Set exercise 1:
Reproduce the part of the eutrophication text starting at "Measuring seagrass biomass" and ending at "Research Letters. (defne_et_at_connectivity.pdf)".
Set exercise 2:
Answer these questions from the eutrophication text:
(a) What kind of lagoons appear to be particularly sensitive?
(b) What did the research on eutrophication begin with?
(c) Where is seagrass biomass being measured?

Source text:
+-------+

Eutrophication

Increased loadings of nutrients to estuaries have altered ecosystem function by encouraging growth of phytoplankton and macroalgae while inducing large swings in dissolved oxygen and threatening the sustainability of seagrass meadows. We are measuring and modeling these processes to understand the future trajectory of estuarine ecosystems.

The past several decades have seen a massive increase in eutrophication of estuaries globally, leading to widespread hypoxia and anoxia, habitat degradation, alteration of food web structure, loss of biodiversity, and increased frequency, spatial extent, and duration of harmful algal blooms. A majority of estuaries in the USA are degraded as a result. Shallow seagrass dominated lagoons appear to be particularly sensitive. In many of these ecosystems, endemic species such as seagrass are lost as benthic algae and phytoplankton dominate under increased nutrient supply.

Our research of eutrophication began with developing methods to estimate nutrient loading from groundwater. Those methods integrated continuous monitoring as well as numerical modeling. Monitoring of nitrogen levels, salinity, chlorophyll, dissolved oxygen, and light attenuation have led to a better understanding of the mechanisms and timescales of eutrophication. We have now begun enhancing biogeochemical models to represent estuarine processes such as hypoxia, benthic fluxes, and seagrass kinetics. These models can then be used to simulate future scenarios of nutrient loading and sea-level rise, while also exploring biophysical feedbacks such as decreased sediment resuspension due to increased seagrass biomass.

Seagrass measurement

Measuring seagrass biomass in Chincoteague Bay, Maryland to constrain numerical models.

Publications:

Defne, Z., Ganju, N.K. and Aretxabaleta, A., 2016. Estimating time-dependent connectivity in marine systems. Geophysical Research Letters. (defne_et_at_connectivity.pdf)

+-------+

Source records:

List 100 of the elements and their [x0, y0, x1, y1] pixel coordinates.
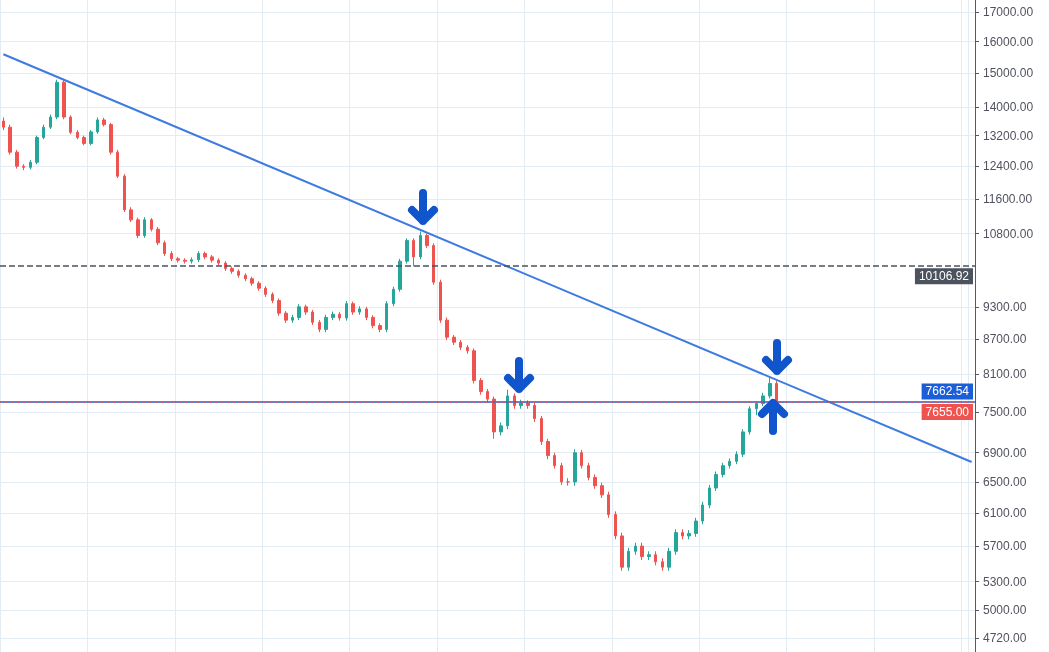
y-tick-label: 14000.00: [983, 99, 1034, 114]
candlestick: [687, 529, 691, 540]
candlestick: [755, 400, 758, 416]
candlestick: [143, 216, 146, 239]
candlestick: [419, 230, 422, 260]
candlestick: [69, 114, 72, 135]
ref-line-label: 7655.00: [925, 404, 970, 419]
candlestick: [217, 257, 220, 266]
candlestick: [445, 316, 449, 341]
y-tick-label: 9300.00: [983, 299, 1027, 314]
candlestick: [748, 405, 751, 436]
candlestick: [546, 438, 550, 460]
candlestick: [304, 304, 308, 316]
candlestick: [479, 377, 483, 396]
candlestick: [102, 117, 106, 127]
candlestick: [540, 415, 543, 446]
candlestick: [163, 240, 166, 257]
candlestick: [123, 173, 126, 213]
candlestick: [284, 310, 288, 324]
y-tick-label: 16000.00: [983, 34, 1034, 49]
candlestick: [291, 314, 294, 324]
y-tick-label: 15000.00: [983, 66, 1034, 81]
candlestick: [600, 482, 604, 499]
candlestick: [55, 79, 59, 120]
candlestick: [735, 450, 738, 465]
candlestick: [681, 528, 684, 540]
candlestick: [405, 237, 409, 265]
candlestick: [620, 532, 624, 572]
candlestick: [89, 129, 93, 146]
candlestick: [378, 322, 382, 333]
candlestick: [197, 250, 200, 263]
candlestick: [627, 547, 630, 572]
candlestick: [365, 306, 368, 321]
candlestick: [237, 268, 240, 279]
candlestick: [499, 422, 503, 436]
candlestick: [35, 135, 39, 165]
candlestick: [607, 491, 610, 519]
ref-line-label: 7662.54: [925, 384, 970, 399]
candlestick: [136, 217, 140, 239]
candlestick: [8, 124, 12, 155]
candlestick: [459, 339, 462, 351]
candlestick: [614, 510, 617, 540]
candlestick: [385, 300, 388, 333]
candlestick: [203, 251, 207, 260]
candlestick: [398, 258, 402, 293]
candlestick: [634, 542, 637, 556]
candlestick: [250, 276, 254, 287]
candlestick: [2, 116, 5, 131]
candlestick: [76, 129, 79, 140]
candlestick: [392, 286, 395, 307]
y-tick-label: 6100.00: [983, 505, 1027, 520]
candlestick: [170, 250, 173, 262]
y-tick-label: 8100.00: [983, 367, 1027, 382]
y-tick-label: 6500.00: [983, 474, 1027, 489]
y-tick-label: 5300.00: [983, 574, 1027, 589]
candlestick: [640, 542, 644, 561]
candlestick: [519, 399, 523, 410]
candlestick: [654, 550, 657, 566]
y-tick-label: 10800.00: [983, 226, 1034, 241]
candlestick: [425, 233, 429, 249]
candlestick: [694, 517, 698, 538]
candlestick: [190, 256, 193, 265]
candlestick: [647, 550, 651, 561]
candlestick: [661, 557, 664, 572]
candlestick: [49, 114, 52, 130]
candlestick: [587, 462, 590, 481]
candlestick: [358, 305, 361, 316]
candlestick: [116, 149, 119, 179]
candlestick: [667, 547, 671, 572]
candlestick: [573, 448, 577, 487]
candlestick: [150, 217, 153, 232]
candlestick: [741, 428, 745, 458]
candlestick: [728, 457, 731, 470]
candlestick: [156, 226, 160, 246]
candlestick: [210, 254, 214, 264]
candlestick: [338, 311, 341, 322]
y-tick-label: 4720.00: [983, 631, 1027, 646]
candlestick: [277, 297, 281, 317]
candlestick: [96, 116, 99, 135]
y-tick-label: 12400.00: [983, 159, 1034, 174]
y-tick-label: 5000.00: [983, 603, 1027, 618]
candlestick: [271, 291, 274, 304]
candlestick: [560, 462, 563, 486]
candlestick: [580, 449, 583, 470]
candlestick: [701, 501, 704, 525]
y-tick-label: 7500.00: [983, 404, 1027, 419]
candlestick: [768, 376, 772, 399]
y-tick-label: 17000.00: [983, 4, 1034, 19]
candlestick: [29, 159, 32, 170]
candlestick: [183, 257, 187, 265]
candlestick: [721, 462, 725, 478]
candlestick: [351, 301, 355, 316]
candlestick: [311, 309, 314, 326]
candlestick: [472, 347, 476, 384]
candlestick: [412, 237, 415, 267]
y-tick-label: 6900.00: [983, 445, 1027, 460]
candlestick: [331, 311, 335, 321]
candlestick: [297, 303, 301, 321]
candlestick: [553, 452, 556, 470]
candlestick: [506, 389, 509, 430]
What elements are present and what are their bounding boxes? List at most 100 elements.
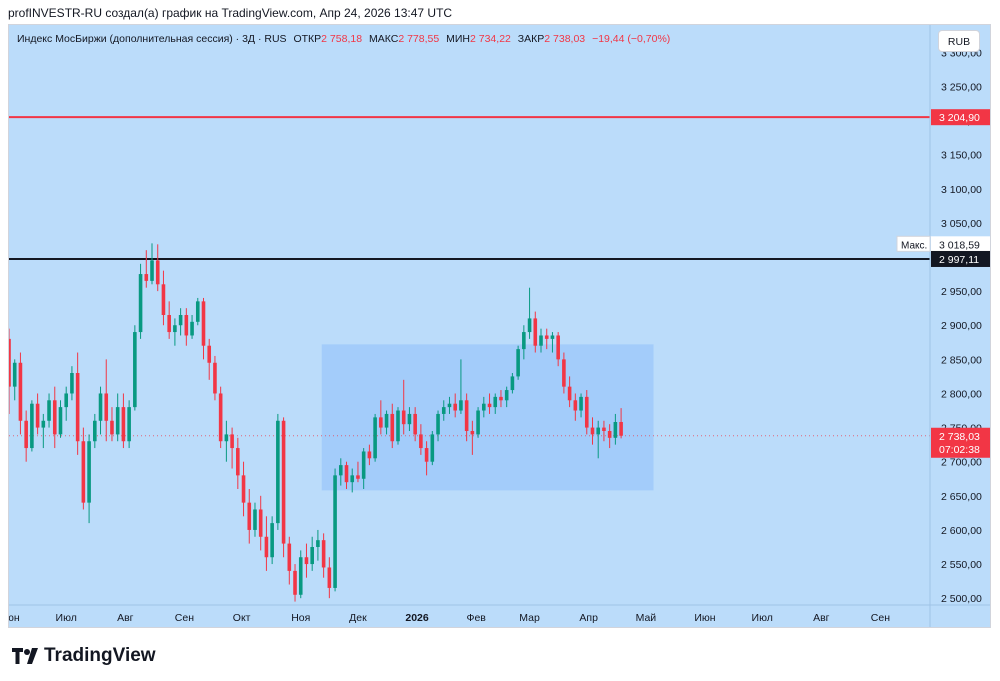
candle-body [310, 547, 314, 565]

+-------+

Correct response 1:
Measuring seagrass biomass in Chincoteague Bay, Maryland to constrain numerical models.

Publications:

Defne, Z., Ganju, N.K. and Aretxabaleta, A., 2016. Estimating time-dependent connectivity in marine systems. Geophysical Research Letters. (defne_et_at_connectivity.pdf)

Correct response 2:
(a) Shallow seagrass dominated lagoons.
(b) Developing methods to estimate nutrient loading from groundwater.
(c) In Chincoteague Bay, Maryland.